§ **What to work on**
Retype all the records with nothing changed.

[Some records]
• • • • •

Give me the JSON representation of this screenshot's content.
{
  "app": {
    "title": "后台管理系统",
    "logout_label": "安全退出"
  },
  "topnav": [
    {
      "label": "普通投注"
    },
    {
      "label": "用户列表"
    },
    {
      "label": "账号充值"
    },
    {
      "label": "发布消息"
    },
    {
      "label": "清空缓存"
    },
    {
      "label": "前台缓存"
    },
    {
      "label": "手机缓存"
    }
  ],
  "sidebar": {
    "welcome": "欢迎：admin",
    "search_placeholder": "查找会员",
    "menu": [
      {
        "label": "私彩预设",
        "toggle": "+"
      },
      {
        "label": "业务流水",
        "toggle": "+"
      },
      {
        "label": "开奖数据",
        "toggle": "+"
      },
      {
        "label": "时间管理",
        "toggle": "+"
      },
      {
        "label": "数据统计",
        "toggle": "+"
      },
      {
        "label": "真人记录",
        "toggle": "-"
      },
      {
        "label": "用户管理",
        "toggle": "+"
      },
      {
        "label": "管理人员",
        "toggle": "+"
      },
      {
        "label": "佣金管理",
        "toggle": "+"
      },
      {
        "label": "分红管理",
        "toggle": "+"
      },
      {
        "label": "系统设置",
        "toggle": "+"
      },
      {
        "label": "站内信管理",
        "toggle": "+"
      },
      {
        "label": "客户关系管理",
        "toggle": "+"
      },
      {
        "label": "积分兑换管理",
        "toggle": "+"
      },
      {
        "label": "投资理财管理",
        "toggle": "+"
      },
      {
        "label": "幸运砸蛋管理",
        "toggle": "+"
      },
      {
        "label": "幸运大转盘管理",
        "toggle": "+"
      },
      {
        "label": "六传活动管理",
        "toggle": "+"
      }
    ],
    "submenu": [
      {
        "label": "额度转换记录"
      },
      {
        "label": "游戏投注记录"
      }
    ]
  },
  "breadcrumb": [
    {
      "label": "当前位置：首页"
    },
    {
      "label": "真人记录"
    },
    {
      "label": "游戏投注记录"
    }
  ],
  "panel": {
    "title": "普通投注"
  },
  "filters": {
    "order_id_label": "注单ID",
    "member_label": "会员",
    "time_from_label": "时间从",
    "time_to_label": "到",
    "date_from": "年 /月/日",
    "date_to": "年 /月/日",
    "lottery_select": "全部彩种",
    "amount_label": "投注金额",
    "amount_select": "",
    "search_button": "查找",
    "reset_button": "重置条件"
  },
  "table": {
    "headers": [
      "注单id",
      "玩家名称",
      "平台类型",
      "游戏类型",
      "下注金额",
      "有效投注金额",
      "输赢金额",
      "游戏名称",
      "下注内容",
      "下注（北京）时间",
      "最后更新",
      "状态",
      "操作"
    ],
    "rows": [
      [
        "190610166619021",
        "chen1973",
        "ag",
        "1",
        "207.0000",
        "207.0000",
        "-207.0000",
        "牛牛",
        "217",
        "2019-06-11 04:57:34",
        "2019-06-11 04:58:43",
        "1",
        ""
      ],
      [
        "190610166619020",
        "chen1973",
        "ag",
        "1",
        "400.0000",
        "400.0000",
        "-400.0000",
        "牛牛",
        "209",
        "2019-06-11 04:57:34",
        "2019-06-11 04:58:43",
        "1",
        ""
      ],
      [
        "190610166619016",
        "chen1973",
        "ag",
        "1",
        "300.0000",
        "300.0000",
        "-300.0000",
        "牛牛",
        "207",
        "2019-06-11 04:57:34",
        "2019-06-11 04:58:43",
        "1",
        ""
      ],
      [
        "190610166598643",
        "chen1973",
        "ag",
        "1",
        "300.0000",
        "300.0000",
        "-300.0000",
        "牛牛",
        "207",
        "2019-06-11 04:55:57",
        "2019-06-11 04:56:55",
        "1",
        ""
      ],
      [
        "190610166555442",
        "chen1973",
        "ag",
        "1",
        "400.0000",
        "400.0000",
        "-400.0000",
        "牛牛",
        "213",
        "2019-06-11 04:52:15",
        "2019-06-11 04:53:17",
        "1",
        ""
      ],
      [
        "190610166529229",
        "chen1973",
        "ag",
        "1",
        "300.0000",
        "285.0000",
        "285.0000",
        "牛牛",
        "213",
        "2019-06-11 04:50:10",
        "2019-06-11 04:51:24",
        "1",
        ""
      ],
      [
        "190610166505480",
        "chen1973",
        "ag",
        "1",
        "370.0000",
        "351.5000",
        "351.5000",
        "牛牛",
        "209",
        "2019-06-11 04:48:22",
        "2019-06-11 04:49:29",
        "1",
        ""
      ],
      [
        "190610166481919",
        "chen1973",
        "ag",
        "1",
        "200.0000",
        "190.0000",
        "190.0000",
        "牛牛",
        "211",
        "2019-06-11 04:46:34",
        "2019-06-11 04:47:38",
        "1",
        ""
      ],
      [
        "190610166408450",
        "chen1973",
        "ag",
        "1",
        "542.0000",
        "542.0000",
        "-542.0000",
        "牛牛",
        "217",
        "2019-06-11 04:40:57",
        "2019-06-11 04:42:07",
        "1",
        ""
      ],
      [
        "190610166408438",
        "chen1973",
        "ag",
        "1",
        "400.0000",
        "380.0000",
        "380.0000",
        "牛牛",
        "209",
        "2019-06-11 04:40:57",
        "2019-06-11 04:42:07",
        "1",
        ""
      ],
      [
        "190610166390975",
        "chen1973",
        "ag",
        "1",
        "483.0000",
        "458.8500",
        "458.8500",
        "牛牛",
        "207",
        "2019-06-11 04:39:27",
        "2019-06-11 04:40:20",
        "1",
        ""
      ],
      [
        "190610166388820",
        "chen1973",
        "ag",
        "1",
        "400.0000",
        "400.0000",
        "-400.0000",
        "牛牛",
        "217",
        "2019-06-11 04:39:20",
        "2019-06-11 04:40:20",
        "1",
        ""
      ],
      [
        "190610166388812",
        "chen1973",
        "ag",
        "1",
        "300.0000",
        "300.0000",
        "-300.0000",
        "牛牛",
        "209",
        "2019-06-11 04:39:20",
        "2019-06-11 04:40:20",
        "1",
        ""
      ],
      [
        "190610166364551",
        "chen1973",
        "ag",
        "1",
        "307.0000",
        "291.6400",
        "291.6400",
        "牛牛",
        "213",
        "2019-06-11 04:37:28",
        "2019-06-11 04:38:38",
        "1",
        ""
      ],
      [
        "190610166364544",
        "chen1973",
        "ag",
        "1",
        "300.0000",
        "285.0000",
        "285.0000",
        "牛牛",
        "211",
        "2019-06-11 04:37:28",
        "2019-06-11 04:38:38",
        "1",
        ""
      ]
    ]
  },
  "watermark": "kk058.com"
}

• • • • •

§ **Full answer**
Give me the JSON representation of this screenshot's content.
{
  "app": {
    "title": "后台管理系统",
    "logout_label": "安全退出"
  },
  "topnav": [
    {
      "label": "普通投注"
    },
    {
      "label": "用户列表"
    },
    {
      "label": "账号充值"
    },
    {
      "label": "发布消息"
    },
    {
      "label": "清空缓存"
    },
    {
      "label": "前台缓存"
    },
    {
      "label": "手机缓存"
    }
  ],
  "sidebar": {
    "welcome": "欢迎：admin",
    "search_placeholder": "查找会员",
    "menu": [
      {
        "label": "私彩预设",
        "toggle": "+"
      },
      {
        "label": "业务流水",
        "toggle": "+"
      },
      {
        "label": "开奖数据",
        "toggle": "+"
      },
      {
        "label": "时间管理",
        "toggle": "+"
      },
      {
        "label": "数据统计",
        "toggle": "+"
      },
      {
        "label": "真人记录",
        "toggle": "-"
      },
      {
        "label": "用户管理",
        "toggle": "+"
      },
      {
        "label": "管理人员",
        "toggle": "+"
      },
      {
        "label": "佣金管理",
        "toggle": "+"
      },
      {
        "label": "分红管理",
        "toggle": "+"
      },
      {
        "label": "系统设置",
        "toggle": "+"
      },
      {
        "label": "站内信管理",
        "toggle": "+"
      },
      {
        "label": "客户关系管理",
        "toggle": "+"
      },
      {
        "label": "积分兑换管理",
        "toggle": "+"
      },
      {
        "label": "投资理财管理",
        "toggle": "+"
      },
      {
        "label": "幸运砸蛋管理",
        "toggle": "+"
      },
      {
        "label": "幸运大转盘管理",
        "toggle": "+"
      },
      {
        "label": "六传活动管理",
        "toggle": "+"
      }
    ],
    "submenu": [
      {
        "label": "额度转换记录"
      },
      {
        "label": "游戏投注记录"
      }
    ]
  },
  "breadcrumb": [
    {
      "label": "当前位置：首页"
    },
    {
      "label": "真人记录"
    },
    {
      "label": "游戏投注记录"
    }
  ],
  "panel": {
    "title": "普通投注"
  },
  "filters": {
    "order_id_label": "注单ID",
    "member_label": "会员",
    "time_from_label": "时间从",
    "time_to_label": "到",
    "date_from": "年 /月/日",
    "date_to": "年 /月/日",
    "lottery_select": "全部彩种",
    "amount_label": "投注金额",
    "amount_select": "",
    "search_button": "查找",
    "reset_button": "重置条件"
  },
  "table": {
    "headers": [
      "注单id",
      "玩家名称",
      "平台类型",
      "游戏类型",
      "下注金额",
      "有效投注金额",
      "输赢金额",
      "游戏名称",
      "下注内容",
      "下注（北京）时间",
      "最后更新",
      "状态",
      "操作"
    ],
    "rows": [
      [
        "190610166619021",
        "chen1973",
        "ag",
        "1",
        "207.0000",
        "207.0000",
        "-207.0000",
        "牛牛",
        "217",
        "2019-06-11 04:57:34",
        "2019-06-11 04:58:43",
        "1",
        ""
      ],
      [
        "190610166619020",
        "chen1973",
        "ag",
        "1",
        "400.0000",
        "400.0000",
        "-400.0000",
        "牛牛",
        "209",
        "2019-06-11 04:57:34",
        "2019-06-11 04:58:43",
        "1",
        ""
      ],
      [
        "190610166619016",
        "chen1973",
        "ag",
        "1",
        "300.0000",
        "300.0000",
        "-300.0000",
        "牛牛",
        "207",
        "2019-06-11 04:57:34",
        "2019-06-11 04:58:43",
        "1",
        ""
      ],
      [
        "190610166598643",
        "chen1973",
        "ag",
        "1",
        "300.0000",
        "300.0000",
        "-300.0000",
        "牛牛",
        "207",
        "2019-06-11 04:55:57",
        "2019-06-11 04:56:55",
        "1",
        ""
      ],
      [
        "190610166555442",
        "chen1973",
        "ag",
        "1",
        "400.0000",
        "400.0000",
        "-400.0000",
        "牛牛",
        "213",
        "2019-06-11 04:52:15",
        "2019-06-11 04:53:17",
        "1",
        ""
      ],
      [
        "190610166529229",
        "chen1973",
        "ag",
        "1",
        "300.0000",
        "285.0000",
        "285.0000",
        "牛牛",
        "213",
        "2019-06-11 04:50:10",
        "2019-06-11 04:51:24",
        "1",
        ""
      ],
      [
        "190610166505480",
        "chen1973",
        "ag",
        "1",
        "370.0000",
        "351.5000",
        "351.5000",
        "牛牛",
        "209",
        "2019-06-11 04:48:22",
        "2019-06-11 04:49:29",
        "1",
        ""
      ],
      [
        "190610166481919",
        "chen1973",
        "ag",
        "1",
        "200.0000",
        "190.0000",
        "190.0000",
        "牛牛",
        "211",
        "2019-06-11 04:46:34",
        "2019-06-11 04:47:38",
        "1",
        ""
      ],
      [
        "190610166408450",
        "chen1973",
        "ag",
        "1",
        "542.0000",
        "542.0000",
        "-542.0000",
        "牛牛",
        "217",
        "2019-06-11 04:40:57",
        "2019-06-11 04:42:07",
        "1",
        ""
      ],
      [
        "190610166408438",
        "chen1973",
        "ag",
        "1",
        "400.0000",
        "380.0000",
        "380.0000",
        "牛牛",
        "209",
        "2019-06-11 04:40:57",
        "2019-06-11 04:42:07",
        "1",
        ""
      ],
      [
        "190610166390975",
        "chen1973",
        "ag",
        "1",
        "483.0000",
        "458.8500",
        "458.8500",
        "牛牛",
        "207",
        "2019-06-11 04:39:27",
        "2019-06-11 04:40:20",
        "1",
        ""
      ],
      [
        "190610166388820",
        "chen1973",
        "ag",
        "1",
        "400.0000",
        "400.0000",
        "-400.0000",
        "牛牛",
        "217",
        "2019-06-11 04:39:20",
        "2019-06-11 04:40:20",
        "1",
        ""
      ],
      [
        "190610166388812",
        "chen1973",
        "ag",
        "1",
        "300.0000",
        "300.0000",
        "-300.0000",
        "牛牛",
        "209",
        "2019-06-11 04:39:20",
        "2019-06-11 04:40:20",
        "1",
        ""
      ],
      [
        "190610166364551",
        "chen1973",
        "ag",
        "1",
        "307.0000",
        "291.6400",
        "291.6400",
        "牛牛",
        "213",
        "2019-06-11 04:37:28",
        "2019-06-11 04:38:38",
        "1",
        ""
      ],
      [
        "190610166364544",
        "chen1973",
        "ag",
        "1",
        "300.0000",
        "285.0000",
        "285.0000",
        "牛牛",
        "211",
        "2019-06-11 04:37:28",
        "2019-06-11 04:38:38",
        "1",
        ""
      ]
    ]
  },
  "watermark": "kk058.com"
}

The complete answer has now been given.